The Computing Series

The Language of Architecture Decisions

Introduction

Two engineers argue for forty minutes about whether to use a message queue for the notification service. One insists the queue is necessary. The other insists it is over-engineering. Neither is wrong — they are each optimising for a different unnamed value. The engineer arguing for the queue is weighting resilience and decoupling. The engineer arguing against it is weighting simplicity and operational overhead. The argument cannot resolve because no one has named the tradeoff.

This pattern is not rare. It is the dominant form of technical disagreement in engineering organisations. The surface argument is about the solution. The underlying disagreement is about which costs are acceptable. Until someone names the tradeoff — until someone says “this is a choice between AT10 and AT6” — the argument proceeds as a debate about correctness when it is actually a debate about preference.

Architecture decisions have a vocabulary. Learning it does not make decisions easier, but it makes disagreements shorter and decisions more durable.

The Decision

Every architecture review, every design document, every engineering disagreement contains implicit tradeoffs. The decision in this chapter is whether to name them.

Making the tradeoff explicit changes the character of the conversation. It moves from “you are wrong” to “you prefer a different tradeoff than I do.” That shift is not just rhetorical — it changes what evidence is relevant, what questions are useful, and what a good resolution looks like. An Architecture Decision Record (ADR) that names the tradeoff is a document that ages well. One that does not is a document that confuses its readers within eighteen months.

What the Frameworks Say

F4 (Tradeoffs) is the primary framework. Every architectural decision is a choice between two named values — AT1 through AT10 — and any decision can be described by which of those values it prioritises. The value of this vocabulary is not that it adds precision to decisions already made. It is that it forces precision on decisions being made. Teams that use AT vocabulary name their choices before they build them, which means they can reason about whether the choice is right for the context.

F7 (Architecture Diagrams) explains why the same tradeoff needs different vocabulary for different audiences. An engineer reviewing a design decision needs the technical tradeoff: AT5 (Centralization vs Distribution) — we are centralising the auth service because distributed auth creates consistency surface area we cannot instrument. A product manager needs a constraint statement: this means all features that require authentication go through a single service; if that service has an outage, authentication is unavailable across all products. An executive needs a risk statement: the centralised architecture reduces complexity cost but creates a single availability dependency; mitigation is redundancy in the auth tier.

The decision is the same in all three cases. The vocabulary changes to match the audience’s decision-making surface. F7 is not translation — it is selecting the abstraction that makes the decision actionable for the person receiving it.

F8 (Infrastructure Components) enables F4 to be used at organisational scale. When AT5 means the same thing to every engineer in the organisation, a design document that names AT5 carries immediate shared meaning. The coordination cost of rebuilding shared understanding in every review drops to near zero. The value of F8 is not individual precision — it is organisational efficiency.

The Forces at Play

The force working against named tradeoffs is the illusion of correctness. If a decision can be framed as “right” or “wrong” rather than “this tradeoff vs that tradeoff,” then disagreement is resolvable by analysis rather than preference. This is comfortable but false. Most architectural decisions are not right or wrong — they are appropriate or inappropriate for a context. The context includes the team’s capabilities, the expected scale, the operational environment, and a dozen other factors that change over time.

▸ GOALS
**1.** Which frameworks does the architecture decisions text name? List each one with its number and title.
**2.** Reproduce a passage from the architecture decisions text without any change. Begin at the words "What the Frameworks" and stop after "for the context.".

▸ RECORDED INFORMATION
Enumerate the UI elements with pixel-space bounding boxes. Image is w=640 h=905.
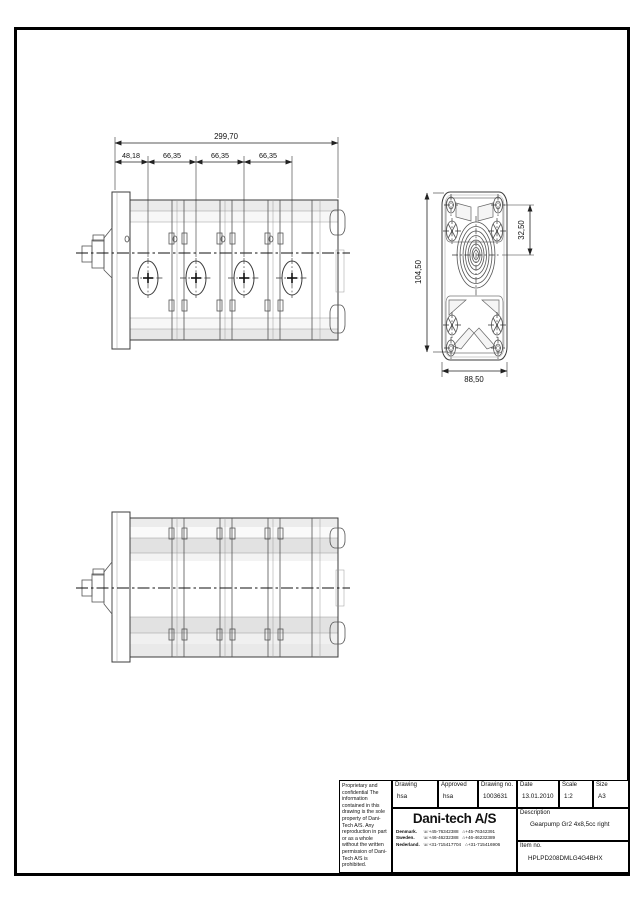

▸ SOLUTIONS TO EACH TASK
**1.**
F4 (Tradeoffs)
F7 (Architecture Diagrams)
F8 (Infrastructure Components)

**2.**
What the Frameworks Say

F4 (Tradeoffs) is the primary framework. Every architectural decision is a choice between two named values — AT1 through AT10 — and any decision can be described by which of those values it prioritises. The value of this vocabulary is not that it adds precision to decisions already made. It is that it forces precision on decisions being made. Teams that use AT vocabulary name their choices before they build them, which means they can reason about whether the choice is right for the context.